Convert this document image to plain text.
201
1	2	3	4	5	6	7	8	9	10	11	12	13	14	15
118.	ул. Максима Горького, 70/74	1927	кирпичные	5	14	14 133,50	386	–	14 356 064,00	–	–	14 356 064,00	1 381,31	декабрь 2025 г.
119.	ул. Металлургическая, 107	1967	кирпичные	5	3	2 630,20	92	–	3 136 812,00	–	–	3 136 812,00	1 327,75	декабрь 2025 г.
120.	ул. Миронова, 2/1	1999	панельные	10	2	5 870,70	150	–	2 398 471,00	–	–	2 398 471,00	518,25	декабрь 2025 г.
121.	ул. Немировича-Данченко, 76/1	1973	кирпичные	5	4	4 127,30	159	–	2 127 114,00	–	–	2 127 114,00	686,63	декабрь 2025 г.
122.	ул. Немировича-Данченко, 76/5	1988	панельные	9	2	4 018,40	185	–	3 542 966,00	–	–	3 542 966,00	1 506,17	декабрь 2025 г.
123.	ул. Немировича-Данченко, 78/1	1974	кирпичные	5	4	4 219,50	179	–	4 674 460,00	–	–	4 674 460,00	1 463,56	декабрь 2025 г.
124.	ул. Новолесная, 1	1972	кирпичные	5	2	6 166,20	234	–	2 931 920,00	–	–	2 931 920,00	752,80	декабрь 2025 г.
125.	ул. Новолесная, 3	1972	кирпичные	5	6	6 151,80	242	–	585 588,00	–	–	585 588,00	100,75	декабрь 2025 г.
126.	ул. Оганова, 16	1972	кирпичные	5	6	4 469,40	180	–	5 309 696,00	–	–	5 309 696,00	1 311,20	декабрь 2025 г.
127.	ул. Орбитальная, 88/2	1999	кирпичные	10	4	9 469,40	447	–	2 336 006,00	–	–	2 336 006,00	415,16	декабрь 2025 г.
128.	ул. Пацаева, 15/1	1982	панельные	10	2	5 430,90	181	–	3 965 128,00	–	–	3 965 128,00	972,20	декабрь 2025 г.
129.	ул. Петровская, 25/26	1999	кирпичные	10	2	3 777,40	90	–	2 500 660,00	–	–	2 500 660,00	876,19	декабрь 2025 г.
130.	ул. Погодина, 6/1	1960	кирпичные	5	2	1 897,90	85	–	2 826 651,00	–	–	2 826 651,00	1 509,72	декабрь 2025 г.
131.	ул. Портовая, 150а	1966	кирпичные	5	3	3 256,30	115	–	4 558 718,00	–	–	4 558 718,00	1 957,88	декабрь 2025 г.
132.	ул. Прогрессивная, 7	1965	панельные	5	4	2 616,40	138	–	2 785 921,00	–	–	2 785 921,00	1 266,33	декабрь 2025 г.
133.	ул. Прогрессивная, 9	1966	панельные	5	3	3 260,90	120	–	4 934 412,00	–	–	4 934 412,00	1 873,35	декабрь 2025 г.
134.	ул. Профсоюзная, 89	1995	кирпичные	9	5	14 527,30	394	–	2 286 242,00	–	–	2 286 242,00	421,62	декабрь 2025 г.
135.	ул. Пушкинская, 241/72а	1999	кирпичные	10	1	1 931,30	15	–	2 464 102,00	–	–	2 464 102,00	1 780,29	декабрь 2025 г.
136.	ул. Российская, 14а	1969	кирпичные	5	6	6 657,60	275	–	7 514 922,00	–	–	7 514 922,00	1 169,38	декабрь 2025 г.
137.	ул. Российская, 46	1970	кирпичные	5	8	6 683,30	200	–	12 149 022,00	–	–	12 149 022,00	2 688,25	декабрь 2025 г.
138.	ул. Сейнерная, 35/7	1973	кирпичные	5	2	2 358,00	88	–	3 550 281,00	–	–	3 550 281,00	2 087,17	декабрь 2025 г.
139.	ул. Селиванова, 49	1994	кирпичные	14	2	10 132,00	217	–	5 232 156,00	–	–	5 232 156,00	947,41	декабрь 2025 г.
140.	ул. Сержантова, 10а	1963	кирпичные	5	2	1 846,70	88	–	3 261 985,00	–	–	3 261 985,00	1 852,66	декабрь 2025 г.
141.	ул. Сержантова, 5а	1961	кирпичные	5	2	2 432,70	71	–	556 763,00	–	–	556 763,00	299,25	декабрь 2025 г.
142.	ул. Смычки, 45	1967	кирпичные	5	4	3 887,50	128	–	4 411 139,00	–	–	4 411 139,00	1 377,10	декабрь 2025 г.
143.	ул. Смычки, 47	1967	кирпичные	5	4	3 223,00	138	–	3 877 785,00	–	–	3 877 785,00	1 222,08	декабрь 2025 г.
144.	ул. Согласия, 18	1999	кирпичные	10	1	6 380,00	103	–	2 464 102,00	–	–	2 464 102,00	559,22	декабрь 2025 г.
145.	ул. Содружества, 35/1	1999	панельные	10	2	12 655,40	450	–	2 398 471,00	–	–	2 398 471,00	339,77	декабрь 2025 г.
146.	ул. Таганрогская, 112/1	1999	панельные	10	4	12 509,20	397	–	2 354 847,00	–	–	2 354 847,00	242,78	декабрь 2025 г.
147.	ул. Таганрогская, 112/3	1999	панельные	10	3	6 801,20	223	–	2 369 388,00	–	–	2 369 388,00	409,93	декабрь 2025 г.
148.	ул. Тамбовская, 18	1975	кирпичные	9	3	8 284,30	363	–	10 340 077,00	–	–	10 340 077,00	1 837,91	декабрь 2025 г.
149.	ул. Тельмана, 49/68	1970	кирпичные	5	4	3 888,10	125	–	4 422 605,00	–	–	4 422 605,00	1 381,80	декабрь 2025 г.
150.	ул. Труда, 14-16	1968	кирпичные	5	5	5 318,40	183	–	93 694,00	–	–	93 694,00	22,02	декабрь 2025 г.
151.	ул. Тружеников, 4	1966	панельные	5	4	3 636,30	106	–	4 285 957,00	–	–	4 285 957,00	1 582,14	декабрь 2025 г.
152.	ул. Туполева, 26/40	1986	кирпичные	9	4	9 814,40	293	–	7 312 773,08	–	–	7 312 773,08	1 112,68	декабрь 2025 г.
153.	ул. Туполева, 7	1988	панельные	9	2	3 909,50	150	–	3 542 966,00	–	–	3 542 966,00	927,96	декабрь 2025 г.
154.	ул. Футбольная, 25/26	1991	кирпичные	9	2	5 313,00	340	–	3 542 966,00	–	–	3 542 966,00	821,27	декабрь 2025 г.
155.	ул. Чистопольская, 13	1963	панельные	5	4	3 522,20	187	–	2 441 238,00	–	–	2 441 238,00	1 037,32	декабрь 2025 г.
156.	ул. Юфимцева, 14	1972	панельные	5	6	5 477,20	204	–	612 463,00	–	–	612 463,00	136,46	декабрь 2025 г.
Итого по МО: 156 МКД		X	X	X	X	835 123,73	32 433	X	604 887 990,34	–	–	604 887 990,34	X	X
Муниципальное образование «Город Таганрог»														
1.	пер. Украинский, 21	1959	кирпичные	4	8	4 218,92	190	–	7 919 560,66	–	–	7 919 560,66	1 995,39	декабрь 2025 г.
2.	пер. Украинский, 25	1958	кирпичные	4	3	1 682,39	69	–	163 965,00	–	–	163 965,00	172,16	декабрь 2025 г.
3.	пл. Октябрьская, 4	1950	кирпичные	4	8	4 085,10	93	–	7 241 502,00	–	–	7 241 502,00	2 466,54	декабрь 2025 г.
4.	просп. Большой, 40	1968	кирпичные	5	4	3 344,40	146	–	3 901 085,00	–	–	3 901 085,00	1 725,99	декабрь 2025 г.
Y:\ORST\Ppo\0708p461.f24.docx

──────────────────────────────

§ Problem statement: What is the number of lines that contain "Данченко"? Reply with that number alone.

§ Exercise solution: 3